— begin Extracted information —

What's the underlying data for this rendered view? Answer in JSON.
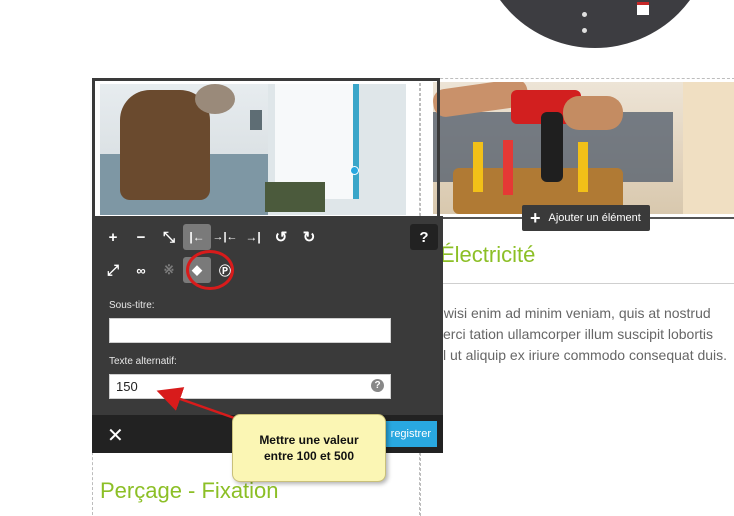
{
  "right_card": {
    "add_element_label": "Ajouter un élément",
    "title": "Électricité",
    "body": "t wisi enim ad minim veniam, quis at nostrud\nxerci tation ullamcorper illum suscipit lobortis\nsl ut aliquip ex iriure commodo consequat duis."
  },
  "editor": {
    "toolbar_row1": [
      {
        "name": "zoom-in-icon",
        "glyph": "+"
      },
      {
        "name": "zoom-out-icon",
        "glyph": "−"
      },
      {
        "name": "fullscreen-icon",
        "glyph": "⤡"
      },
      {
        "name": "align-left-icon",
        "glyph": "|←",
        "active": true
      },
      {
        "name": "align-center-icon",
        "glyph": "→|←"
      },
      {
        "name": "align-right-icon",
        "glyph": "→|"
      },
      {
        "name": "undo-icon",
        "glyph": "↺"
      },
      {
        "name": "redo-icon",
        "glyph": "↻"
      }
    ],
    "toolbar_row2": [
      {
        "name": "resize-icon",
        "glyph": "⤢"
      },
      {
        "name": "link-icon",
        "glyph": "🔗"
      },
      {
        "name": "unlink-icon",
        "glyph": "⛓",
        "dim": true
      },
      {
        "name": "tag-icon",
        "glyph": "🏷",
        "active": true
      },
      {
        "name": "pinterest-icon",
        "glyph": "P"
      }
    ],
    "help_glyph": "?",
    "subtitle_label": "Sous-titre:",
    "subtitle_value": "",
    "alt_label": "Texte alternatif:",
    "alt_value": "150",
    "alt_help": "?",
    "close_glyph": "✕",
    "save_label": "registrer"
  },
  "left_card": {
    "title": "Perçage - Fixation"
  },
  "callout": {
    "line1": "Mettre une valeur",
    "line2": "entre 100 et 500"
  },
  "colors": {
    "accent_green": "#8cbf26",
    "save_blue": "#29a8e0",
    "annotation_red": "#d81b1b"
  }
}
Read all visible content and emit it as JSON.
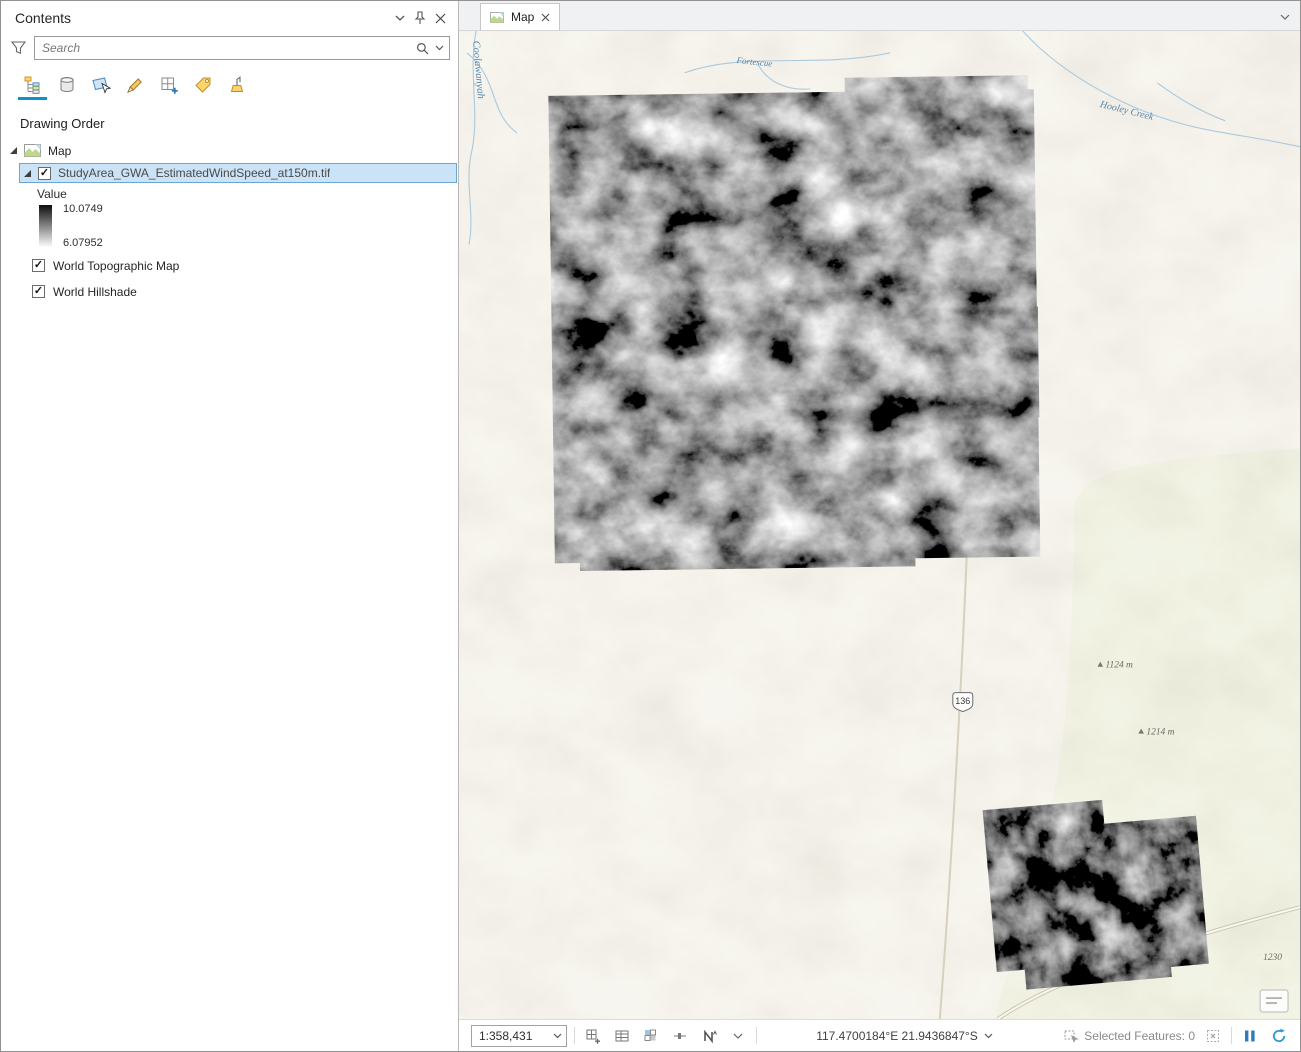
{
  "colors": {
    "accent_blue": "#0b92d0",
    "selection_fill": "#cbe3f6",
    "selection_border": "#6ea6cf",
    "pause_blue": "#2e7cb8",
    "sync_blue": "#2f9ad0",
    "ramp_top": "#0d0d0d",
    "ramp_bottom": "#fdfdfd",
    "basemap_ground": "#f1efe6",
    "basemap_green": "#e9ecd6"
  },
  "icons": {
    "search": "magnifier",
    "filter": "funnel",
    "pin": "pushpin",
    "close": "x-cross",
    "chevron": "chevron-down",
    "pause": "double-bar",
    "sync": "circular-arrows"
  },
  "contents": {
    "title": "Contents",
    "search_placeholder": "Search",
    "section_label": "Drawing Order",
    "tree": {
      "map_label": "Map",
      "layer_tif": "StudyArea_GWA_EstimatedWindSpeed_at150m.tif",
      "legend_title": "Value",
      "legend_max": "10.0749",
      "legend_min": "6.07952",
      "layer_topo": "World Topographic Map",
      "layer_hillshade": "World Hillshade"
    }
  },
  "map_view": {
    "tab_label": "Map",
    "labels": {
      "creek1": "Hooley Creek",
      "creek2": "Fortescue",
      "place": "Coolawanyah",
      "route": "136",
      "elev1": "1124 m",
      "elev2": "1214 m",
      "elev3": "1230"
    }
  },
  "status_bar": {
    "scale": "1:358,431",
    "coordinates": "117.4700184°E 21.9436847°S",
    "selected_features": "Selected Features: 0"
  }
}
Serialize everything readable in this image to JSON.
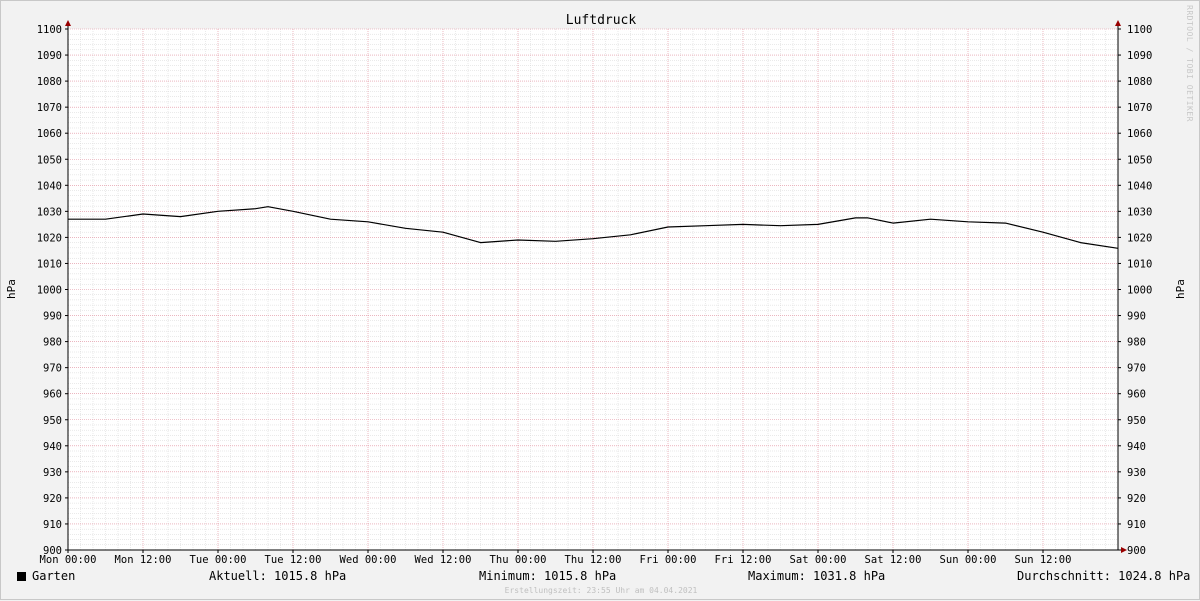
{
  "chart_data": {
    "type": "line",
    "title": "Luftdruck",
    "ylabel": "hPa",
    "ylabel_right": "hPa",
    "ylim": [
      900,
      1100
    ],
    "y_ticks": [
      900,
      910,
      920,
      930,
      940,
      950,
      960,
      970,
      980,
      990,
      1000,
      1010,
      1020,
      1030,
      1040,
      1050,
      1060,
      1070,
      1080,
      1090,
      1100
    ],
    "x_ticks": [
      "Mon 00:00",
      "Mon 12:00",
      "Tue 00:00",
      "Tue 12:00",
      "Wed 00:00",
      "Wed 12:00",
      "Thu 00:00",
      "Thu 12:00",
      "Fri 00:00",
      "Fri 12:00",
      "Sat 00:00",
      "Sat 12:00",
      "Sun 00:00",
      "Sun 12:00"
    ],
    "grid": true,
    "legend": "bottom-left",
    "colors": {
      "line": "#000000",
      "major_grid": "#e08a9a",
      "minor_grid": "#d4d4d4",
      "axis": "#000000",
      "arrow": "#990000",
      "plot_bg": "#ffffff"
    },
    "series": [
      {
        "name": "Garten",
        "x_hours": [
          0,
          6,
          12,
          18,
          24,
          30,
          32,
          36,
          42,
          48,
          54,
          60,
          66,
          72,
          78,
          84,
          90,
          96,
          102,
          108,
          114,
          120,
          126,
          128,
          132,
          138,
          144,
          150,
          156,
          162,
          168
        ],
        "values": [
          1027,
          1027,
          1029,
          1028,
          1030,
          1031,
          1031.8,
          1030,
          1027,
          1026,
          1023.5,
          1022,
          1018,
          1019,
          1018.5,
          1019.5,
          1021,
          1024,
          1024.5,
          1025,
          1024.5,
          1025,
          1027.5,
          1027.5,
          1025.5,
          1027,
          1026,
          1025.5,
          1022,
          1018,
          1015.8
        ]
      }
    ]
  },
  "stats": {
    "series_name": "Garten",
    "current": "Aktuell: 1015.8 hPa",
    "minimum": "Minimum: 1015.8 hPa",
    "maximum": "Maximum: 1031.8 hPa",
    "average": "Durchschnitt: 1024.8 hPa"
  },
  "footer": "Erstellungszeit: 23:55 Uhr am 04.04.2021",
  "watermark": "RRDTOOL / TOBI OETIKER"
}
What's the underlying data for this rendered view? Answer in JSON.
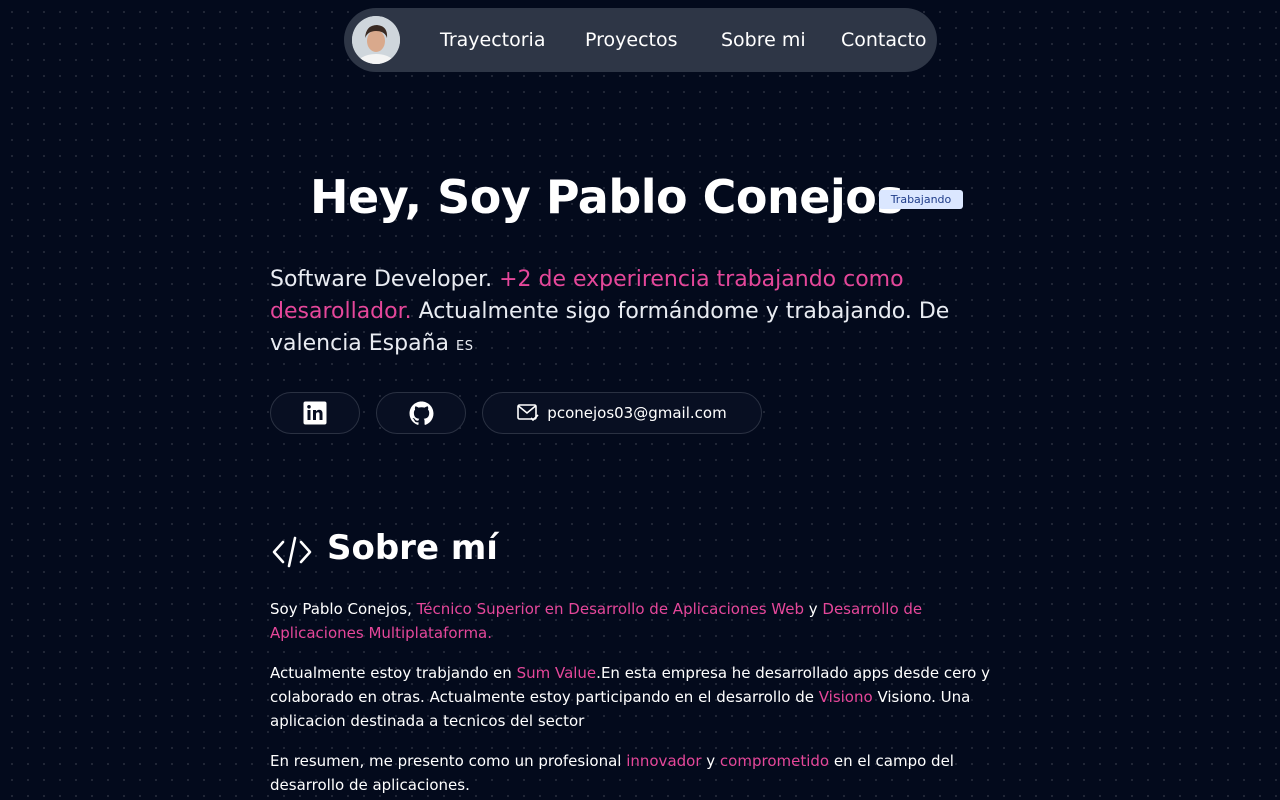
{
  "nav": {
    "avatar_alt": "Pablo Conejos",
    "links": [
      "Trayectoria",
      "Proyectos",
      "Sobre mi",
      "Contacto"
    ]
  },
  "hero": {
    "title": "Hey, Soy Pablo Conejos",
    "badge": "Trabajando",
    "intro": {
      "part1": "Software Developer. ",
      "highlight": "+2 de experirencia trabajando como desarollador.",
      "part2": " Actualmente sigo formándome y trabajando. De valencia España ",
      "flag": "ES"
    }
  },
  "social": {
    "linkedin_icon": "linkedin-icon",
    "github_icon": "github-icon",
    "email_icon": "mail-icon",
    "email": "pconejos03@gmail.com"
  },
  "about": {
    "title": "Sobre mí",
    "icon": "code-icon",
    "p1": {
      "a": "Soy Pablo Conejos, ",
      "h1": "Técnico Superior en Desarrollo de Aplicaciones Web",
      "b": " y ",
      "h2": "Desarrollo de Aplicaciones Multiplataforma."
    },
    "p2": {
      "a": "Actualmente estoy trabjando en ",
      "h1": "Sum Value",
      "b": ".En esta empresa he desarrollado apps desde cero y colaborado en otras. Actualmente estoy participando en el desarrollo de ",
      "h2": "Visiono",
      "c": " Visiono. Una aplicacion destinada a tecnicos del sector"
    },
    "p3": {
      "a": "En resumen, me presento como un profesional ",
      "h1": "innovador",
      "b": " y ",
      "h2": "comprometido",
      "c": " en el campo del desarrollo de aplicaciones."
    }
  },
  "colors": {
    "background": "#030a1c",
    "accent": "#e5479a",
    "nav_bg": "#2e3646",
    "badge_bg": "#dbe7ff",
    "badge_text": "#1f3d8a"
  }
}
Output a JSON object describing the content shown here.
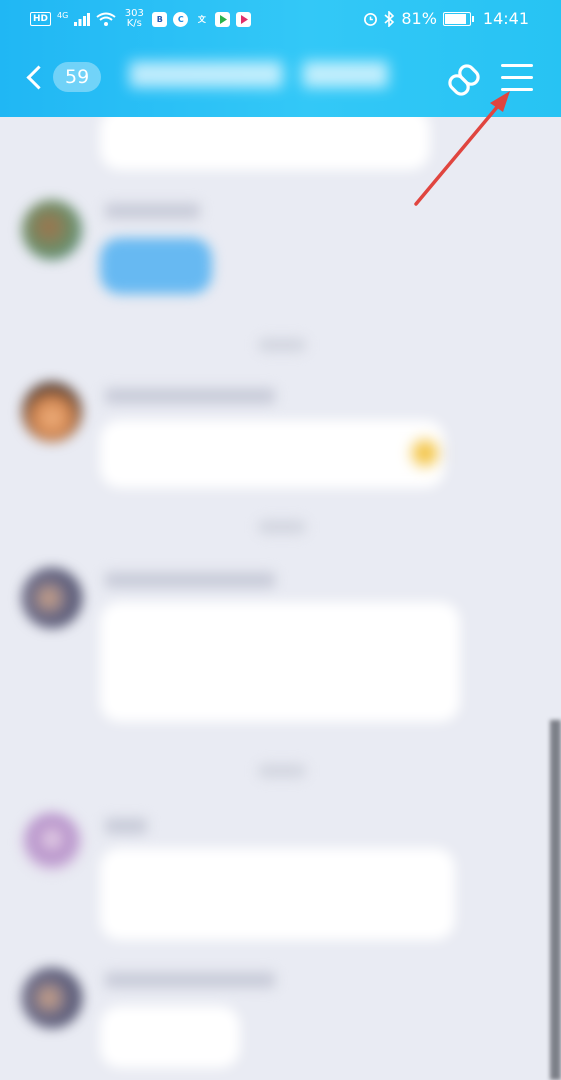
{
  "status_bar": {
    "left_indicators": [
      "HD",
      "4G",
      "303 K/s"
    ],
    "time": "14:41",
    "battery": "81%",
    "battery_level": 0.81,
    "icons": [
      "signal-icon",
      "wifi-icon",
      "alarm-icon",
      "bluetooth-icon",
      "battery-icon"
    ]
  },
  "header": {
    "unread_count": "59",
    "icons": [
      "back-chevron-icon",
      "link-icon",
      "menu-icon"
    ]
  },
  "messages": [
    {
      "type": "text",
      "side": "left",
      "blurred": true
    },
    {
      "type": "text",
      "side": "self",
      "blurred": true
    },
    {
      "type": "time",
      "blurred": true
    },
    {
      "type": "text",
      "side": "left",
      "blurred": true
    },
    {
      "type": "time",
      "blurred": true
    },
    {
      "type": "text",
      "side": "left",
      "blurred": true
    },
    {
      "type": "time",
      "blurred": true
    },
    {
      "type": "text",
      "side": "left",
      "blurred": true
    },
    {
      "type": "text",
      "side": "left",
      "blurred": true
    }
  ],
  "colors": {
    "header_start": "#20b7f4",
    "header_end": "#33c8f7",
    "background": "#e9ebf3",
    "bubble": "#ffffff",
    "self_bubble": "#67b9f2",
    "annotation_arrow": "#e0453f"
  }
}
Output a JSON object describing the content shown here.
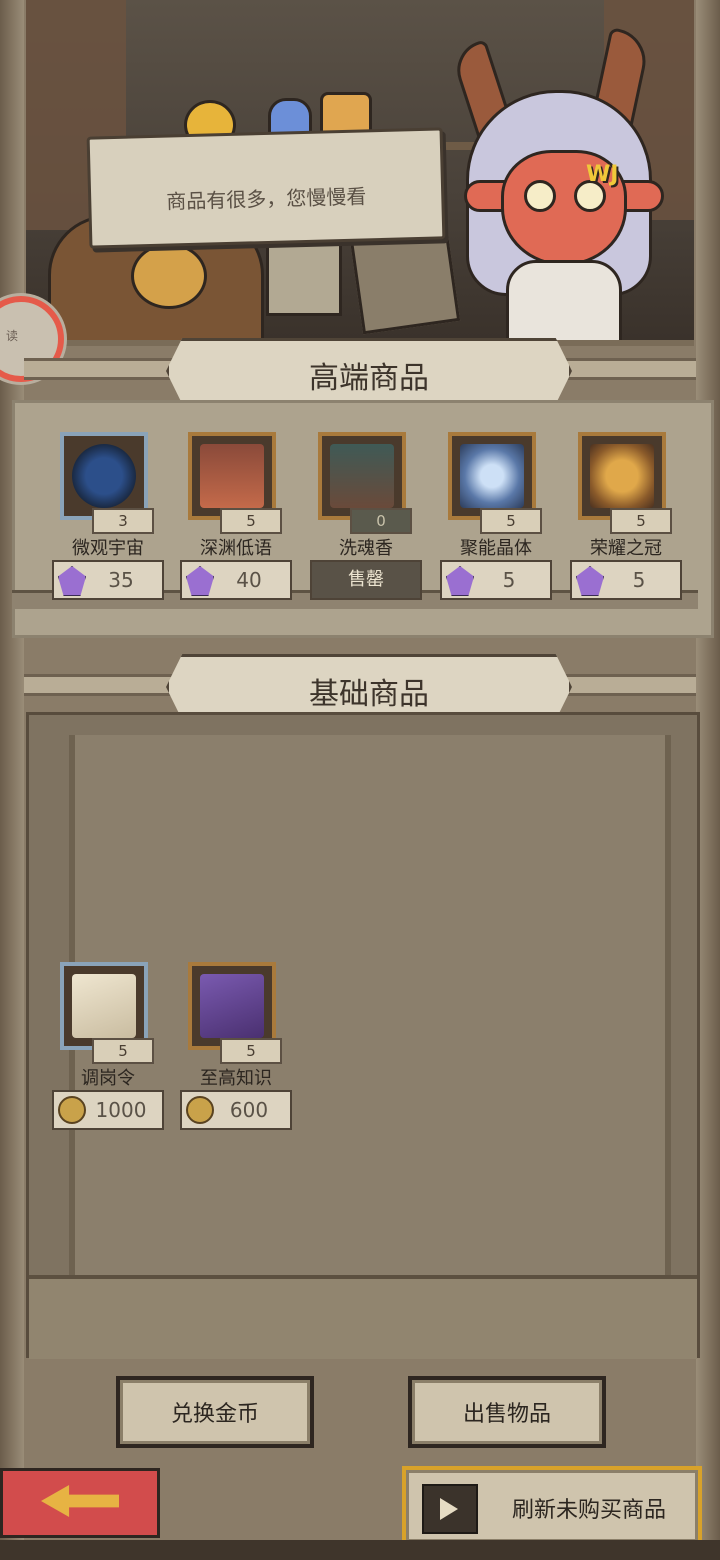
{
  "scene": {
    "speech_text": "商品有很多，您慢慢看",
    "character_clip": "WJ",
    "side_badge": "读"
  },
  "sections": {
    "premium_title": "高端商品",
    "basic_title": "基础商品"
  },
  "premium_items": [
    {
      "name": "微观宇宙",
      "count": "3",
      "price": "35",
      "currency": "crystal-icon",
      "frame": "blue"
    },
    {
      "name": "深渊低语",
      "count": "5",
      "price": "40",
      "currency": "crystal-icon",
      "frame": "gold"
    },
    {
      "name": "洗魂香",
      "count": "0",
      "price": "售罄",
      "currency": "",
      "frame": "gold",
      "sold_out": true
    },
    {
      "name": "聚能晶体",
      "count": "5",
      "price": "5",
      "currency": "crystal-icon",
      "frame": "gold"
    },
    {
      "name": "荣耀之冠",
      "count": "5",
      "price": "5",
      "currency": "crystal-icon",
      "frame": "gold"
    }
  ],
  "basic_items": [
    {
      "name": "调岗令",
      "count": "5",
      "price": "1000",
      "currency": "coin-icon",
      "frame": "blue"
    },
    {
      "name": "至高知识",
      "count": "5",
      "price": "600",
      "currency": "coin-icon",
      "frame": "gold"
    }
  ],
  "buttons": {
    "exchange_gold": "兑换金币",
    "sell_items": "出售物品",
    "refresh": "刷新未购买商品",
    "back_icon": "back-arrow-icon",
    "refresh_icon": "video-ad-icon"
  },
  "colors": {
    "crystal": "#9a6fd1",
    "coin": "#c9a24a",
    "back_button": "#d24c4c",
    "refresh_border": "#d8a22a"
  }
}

— end Extracted information —

-- What is asked --
Every line that holds the word "Visiono" should be extracted.

-- Final answer --
      "h2": "Visiono",
      "c": " Visiono. Una aplicacion destinada a tecnicos del sector"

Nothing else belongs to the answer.